Data section ▸

═══

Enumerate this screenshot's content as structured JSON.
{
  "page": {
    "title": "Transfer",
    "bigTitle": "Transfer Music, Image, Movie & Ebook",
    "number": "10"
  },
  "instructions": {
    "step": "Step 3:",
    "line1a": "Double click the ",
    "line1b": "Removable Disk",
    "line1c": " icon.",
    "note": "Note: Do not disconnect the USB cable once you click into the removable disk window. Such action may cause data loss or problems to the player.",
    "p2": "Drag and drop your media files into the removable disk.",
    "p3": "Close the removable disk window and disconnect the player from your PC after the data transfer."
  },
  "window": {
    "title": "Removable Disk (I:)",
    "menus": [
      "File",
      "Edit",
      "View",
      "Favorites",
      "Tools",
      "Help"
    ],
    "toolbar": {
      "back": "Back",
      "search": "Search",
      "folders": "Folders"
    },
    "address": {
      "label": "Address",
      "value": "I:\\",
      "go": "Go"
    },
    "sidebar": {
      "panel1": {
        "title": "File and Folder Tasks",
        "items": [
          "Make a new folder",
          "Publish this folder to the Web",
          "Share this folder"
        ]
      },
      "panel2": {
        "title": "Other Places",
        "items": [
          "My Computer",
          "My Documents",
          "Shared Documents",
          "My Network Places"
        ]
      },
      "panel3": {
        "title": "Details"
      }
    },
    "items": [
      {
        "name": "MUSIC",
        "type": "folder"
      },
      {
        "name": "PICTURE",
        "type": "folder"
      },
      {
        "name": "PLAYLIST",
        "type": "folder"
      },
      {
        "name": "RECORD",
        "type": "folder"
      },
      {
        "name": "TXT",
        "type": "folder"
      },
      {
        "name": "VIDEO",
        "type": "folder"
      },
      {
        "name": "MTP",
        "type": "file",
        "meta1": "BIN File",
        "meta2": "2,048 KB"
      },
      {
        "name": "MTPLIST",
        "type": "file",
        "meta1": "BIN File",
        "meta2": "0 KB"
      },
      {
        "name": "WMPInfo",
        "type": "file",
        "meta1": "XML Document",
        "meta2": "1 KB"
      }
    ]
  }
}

═══

Your instructions ▸ Please quote the records above exactly, without skipping a line.

Final result ▸
Enumerate this screenshot's content as structured JSON.
{
  "page": {
    "title": "Transfer",
    "bigTitle": "Transfer Music, Image, Movie & Ebook",
    "number": "10"
  },
  "instructions": {
    "step": "Step 3:",
    "line1a": "Double click the ",
    "line1b": "Removable Disk",
    "line1c": " icon.",
    "note": "Note: Do not disconnect the USB cable once you click into the removable disk window. Such action may cause data loss or problems to the player.",
    "p2": "Drag and drop your media files into the removable disk.",
    "p3": "Close the removable disk window and disconnect the player from your PC after the data transfer."
  },
  "window": {
    "title": "Removable Disk (I:)",
    "menus": [
      "File",
      "Edit",
      "View",
      "Favorites",
      "Tools",
      "Help"
    ],
    "toolbar": {
      "back": "Back",
      "search": "Search",
      "folders": "Folders"
    },
    "address": {
      "label": "Address",
      "value": "I:\\",
      "go": "Go"
    },
    "sidebar": {
      "panel1": {
        "title": "File and Folder Tasks",
        "items": [
          "Make a new folder",
          "Publish this folder to the Web",
          "Share this folder"
        ]
      },
      "panel2": {
        "title": "Other Places",
        "items": [
          "My Computer",
          "My Documents",
          "Shared Documents",
          "My Network Places"
        ]
      },
      "panel3": {
        "title": "Details"
      }
    },
    "items": [
      {
        "name": "MUSIC",
        "type": "folder"
      },
      {
        "name": "PICTURE",
        "type": "folder"
      },
      {
        "name": "PLAYLIST",
        "type": "folder"
      },
      {
        "name": "RECORD",
        "type": "folder"
      },
      {
        "name": "TXT",
        "type": "folder"
      },
      {
        "name": "VIDEO",
        "type": "folder"
      },
      {
        "name": "MTP",
        "type": "file",
        "meta1": "BIN File",
        "meta2": "2,048 KB"
      },
      {
        "name": "MTPLIST",
        "type": "file",
        "meta1": "BIN File",
        "meta2": "0 KB"
      },
      {
        "name": "WMPInfo",
        "type": "file",
        "meta1": "XML Document",
        "meta2": "1 KB"
      }
    ]
  }
}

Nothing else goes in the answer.